YOUR TASK:
Please update the records by replacing every instance of "tab-close-icon" with "tab-close-button" and leaving the rest of the text unchanged.

EXERCISE MATERIAL:
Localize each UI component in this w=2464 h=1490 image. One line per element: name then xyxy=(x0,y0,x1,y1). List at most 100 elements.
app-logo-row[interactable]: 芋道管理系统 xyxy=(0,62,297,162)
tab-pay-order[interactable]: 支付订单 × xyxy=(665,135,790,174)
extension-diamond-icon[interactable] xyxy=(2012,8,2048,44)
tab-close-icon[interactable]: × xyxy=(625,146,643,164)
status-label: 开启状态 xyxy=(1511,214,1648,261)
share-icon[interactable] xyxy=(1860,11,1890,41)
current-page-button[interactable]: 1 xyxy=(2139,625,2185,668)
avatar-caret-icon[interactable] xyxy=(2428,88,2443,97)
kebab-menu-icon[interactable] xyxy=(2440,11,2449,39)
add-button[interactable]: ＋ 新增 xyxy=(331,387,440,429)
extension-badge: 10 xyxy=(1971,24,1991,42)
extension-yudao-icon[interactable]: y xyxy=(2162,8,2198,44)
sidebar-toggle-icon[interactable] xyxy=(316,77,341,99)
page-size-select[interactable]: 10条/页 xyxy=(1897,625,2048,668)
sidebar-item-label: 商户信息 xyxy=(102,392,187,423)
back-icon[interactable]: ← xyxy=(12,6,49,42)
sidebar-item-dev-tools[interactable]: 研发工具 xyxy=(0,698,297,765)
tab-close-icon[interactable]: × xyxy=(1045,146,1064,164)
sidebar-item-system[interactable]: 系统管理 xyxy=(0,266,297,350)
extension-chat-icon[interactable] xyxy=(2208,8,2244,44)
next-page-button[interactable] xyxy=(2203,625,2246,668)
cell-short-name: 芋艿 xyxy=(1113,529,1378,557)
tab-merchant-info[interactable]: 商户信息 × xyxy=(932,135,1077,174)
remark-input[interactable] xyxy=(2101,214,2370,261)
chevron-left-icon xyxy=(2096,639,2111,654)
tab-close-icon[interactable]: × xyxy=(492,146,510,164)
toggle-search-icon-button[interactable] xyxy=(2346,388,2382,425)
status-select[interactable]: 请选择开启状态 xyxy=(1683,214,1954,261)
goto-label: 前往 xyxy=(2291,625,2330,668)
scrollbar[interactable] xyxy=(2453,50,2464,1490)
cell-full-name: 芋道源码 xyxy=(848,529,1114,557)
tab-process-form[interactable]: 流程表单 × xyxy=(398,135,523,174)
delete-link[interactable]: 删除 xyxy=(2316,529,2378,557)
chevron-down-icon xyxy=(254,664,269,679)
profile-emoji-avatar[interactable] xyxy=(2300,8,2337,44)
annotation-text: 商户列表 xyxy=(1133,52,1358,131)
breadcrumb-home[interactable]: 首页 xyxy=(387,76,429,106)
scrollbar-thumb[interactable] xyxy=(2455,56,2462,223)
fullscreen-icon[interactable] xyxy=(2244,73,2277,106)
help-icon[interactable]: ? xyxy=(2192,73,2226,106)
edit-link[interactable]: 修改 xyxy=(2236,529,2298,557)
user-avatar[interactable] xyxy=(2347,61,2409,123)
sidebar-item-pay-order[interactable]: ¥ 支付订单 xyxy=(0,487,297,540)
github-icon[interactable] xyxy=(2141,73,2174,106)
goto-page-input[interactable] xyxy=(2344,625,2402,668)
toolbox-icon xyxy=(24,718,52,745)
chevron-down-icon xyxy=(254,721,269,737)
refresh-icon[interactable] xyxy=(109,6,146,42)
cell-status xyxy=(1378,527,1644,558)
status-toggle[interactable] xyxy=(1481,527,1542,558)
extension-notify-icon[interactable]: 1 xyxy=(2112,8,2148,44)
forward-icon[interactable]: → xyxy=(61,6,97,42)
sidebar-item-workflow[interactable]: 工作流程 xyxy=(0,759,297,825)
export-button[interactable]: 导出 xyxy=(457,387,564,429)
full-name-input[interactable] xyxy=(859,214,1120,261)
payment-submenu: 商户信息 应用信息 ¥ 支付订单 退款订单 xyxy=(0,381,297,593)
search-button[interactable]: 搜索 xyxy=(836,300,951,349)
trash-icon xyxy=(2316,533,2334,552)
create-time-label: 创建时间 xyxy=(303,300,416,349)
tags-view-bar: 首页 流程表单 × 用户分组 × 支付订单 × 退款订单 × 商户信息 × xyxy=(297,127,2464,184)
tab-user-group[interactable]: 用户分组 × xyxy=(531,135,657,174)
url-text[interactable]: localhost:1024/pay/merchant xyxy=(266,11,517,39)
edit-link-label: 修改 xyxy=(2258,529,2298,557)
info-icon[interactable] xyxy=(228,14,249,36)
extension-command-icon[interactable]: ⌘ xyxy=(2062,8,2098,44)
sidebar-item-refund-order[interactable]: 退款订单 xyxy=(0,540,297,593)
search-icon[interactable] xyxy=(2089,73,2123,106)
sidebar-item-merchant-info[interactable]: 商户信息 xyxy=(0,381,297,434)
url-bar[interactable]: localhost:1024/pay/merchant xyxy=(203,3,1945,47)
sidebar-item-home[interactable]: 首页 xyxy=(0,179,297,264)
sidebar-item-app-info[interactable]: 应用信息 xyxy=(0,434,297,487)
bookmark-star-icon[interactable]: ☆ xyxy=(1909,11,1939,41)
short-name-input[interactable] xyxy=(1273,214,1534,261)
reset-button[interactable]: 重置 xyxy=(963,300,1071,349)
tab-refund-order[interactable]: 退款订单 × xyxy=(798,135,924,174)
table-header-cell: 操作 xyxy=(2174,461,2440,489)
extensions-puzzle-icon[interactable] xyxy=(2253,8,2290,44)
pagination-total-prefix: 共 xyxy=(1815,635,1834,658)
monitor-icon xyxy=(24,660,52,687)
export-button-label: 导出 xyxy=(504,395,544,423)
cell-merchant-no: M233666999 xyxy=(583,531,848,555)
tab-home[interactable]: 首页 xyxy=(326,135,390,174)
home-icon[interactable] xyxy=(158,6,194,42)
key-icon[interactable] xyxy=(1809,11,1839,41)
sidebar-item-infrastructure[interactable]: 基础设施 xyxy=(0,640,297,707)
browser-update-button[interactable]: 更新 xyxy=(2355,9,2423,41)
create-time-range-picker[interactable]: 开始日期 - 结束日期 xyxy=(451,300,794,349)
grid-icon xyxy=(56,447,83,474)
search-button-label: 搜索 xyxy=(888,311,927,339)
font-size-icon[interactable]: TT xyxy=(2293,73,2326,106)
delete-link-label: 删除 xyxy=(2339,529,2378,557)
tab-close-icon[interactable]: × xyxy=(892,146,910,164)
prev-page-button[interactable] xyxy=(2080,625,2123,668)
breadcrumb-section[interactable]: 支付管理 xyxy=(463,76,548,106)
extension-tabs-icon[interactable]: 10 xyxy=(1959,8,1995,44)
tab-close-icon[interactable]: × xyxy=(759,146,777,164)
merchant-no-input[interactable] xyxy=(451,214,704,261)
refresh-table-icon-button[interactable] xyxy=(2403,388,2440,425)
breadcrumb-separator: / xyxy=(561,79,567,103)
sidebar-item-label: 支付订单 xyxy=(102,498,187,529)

THE COMPLETED TASK:
Localize each UI component in this w=2464 h=1490 image. One line per element: name then xyxy=(x0,y0,x1,y1). List at most 100 elements.
app-logo-row[interactable]: 芋道管理系统 xyxy=(0,62,297,162)
tab-pay-order[interactable]: 支付订单 × xyxy=(665,135,790,174)
extension-diamond-icon[interactable] xyxy=(2012,8,2048,44)
tab-close-button[interactable]: × xyxy=(625,146,643,164)
status-label: 开启状态 xyxy=(1511,214,1648,261)
share-icon[interactable] xyxy=(1860,11,1890,41)
current-page-button[interactable]: 1 xyxy=(2139,625,2185,668)
avatar-caret-icon[interactable] xyxy=(2428,88,2443,97)
kebab-menu-icon[interactable] xyxy=(2440,11,2449,39)
add-button[interactable]: ＋ 新增 xyxy=(331,387,440,429)
extension-badge: 10 xyxy=(1971,24,1991,42)
extension-yudao-icon[interactable]: y xyxy=(2162,8,2198,44)
sidebar-toggle-icon[interactable] xyxy=(316,77,341,99)
page-size-select[interactable]: 10条/页 xyxy=(1897,625,2048,668)
sidebar-item-label: 商户信息 xyxy=(102,392,187,423)
back-icon[interactable]: ← xyxy=(12,6,49,42)
sidebar-item-dev-tools[interactable]: 研发工具 xyxy=(0,698,297,765)
tab-close-button[interactable]: × xyxy=(1045,146,1064,164)
sidebar-item-system[interactable]: 系统管理 xyxy=(0,266,297,350)
extension-chat-icon[interactable] xyxy=(2208,8,2244,44)
next-page-button[interactable] xyxy=(2203,625,2246,668)
cell-short-name: 芋艿 xyxy=(1113,529,1378,557)
tab-merchant-info[interactable]: 商户信息 × xyxy=(932,135,1077,174)
remark-input[interactable] xyxy=(2101,214,2370,261)
chevron-left-icon xyxy=(2096,639,2111,654)
tab-close-button[interactable]: × xyxy=(492,146,510,164)
toggle-search-icon-button[interactable] xyxy=(2346,388,2382,425)
status-select[interactable]: 请选择开启状态 xyxy=(1683,214,1954,261)
goto-label: 前往 xyxy=(2291,625,2330,668)
scrollbar[interactable] xyxy=(2453,50,2464,1490)
cell-full-name: 芋道源码 xyxy=(848,529,1114,557)
tab-process-form[interactable]: 流程表单 × xyxy=(398,135,523,174)
delete-link[interactable]: 删除 xyxy=(2316,529,2378,557)
chevron-down-icon xyxy=(254,664,269,679)
profile-emoji-avatar[interactable] xyxy=(2300,8,2337,44)
annotation-text: 商户列表 xyxy=(1133,52,1358,131)
breadcrumb-home[interactable]: 首页 xyxy=(387,76,429,106)
scrollbar-thumb[interactable] xyxy=(2455,56,2462,223)
fullscreen-icon[interactable] xyxy=(2244,73,2277,106)
help-icon[interactable]: ? xyxy=(2192,73,2226,106)
edit-link[interactable]: 修改 xyxy=(2236,529,2298,557)
user-avatar[interactable] xyxy=(2347,61,2409,123)
sidebar-item-pay-order[interactable]: ¥ 支付订单 xyxy=(0,487,297,540)
github-icon[interactable] xyxy=(2141,73,2174,106)
goto-page-input[interactable] xyxy=(2344,625,2402,668)
toolbox-icon xyxy=(24,718,52,745)
chevron-down-icon xyxy=(254,721,269,737)
refresh-icon[interactable] xyxy=(109,6,146,42)
cell-status xyxy=(1378,527,1644,558)
status-toggle[interactable] xyxy=(1481,527,1542,558)
extension-notify-icon[interactable]: 1 xyxy=(2112,8,2148,44)
forward-icon[interactable]: → xyxy=(61,6,97,42)
sidebar-item-workflow[interactable]: 工作流程 xyxy=(0,759,297,825)
export-button[interactable]: 导出 xyxy=(457,387,564,429)
full-name-input[interactable] xyxy=(859,214,1120,261)
payment-submenu: 商户信息 应用信息 ¥ 支付订单 退款订单 xyxy=(0,381,297,593)
search-button[interactable]: 搜索 xyxy=(836,300,951,349)
trash-icon xyxy=(2316,533,2334,552)
create-time-label: 创建时间 xyxy=(303,300,416,349)
tags-view-bar: 首页 流程表单 × 用户分组 × 支付订单 × 退款订单 × 商户信息 × xyxy=(297,127,2464,184)
tab-user-group[interactable]: 用户分组 × xyxy=(531,135,657,174)
url-text[interactable]: localhost:1024/pay/merchant xyxy=(266,11,517,39)
edit-link-label: 修改 xyxy=(2258,529,2298,557)
info-icon[interactable] xyxy=(228,14,249,36)
extension-command-icon[interactable]: ⌘ xyxy=(2062,8,2098,44)
sidebar-item-refund-order[interactable]: 退款订单 xyxy=(0,540,297,593)
search-icon[interactable] xyxy=(2089,73,2123,106)
sidebar-item-merchant-info[interactable]: 商户信息 xyxy=(0,381,297,434)
url-bar[interactable]: localhost:1024/pay/merchant xyxy=(203,3,1945,47)
sidebar-item-home[interactable]: 首页 xyxy=(0,179,297,264)
sidebar-item-app-info[interactable]: 应用信息 xyxy=(0,434,297,487)
bookmark-star-icon[interactable]: ☆ xyxy=(1909,11,1939,41)
short-name-input[interactable] xyxy=(1273,214,1534,261)
reset-button[interactable]: 重置 xyxy=(963,300,1071,349)
tab-refund-order[interactable]: 退款订单 × xyxy=(798,135,924,174)
table-header-cell: 操作 xyxy=(2174,461,2440,489)
extensions-puzzle-icon[interactable] xyxy=(2253,8,2290,44)
pagination-total-prefix: 共 xyxy=(1815,635,1834,658)
monitor-icon xyxy=(24,660,52,687)
export-button-label: 导出 xyxy=(504,395,544,423)
cell-merchant-no: M233666999 xyxy=(583,531,848,555)
tab-home[interactable]: 首页 xyxy=(326,135,390,174)
home-icon[interactable] xyxy=(158,6,194,42)
key-icon[interactable] xyxy=(1809,11,1839,41)
sidebar-item-infrastructure[interactable]: 基础设施 xyxy=(0,640,297,707)
browser-update-button[interactable]: 更新 xyxy=(2355,9,2423,41)
create-time-range-picker[interactable]: 开始日期 - 结束日期 xyxy=(451,300,794,349)
grid-icon xyxy=(56,447,83,474)
search-button-label: 搜索 xyxy=(888,311,927,339)
font-size-icon[interactable]: TT xyxy=(2293,73,2326,106)
delete-link-label: 删除 xyxy=(2339,529,2378,557)
tab-close-button[interactable]: × xyxy=(892,146,910,164)
prev-page-button[interactable] xyxy=(2080,625,2123,668)
breadcrumb-section[interactable]: 支付管理 xyxy=(463,76,548,106)
extension-tabs-icon[interactable]: 10 xyxy=(1959,8,1995,44)
tab-close-button[interactable]: × xyxy=(759,146,777,164)
merchant-no-input[interactable] xyxy=(451,214,704,261)
refresh-table-icon-button[interactable] xyxy=(2403,388,2440,425)
breadcrumb-separator: / xyxy=(561,79,567,103)
sidebar-item-label: 支付订单 xyxy=(102,498,187,529)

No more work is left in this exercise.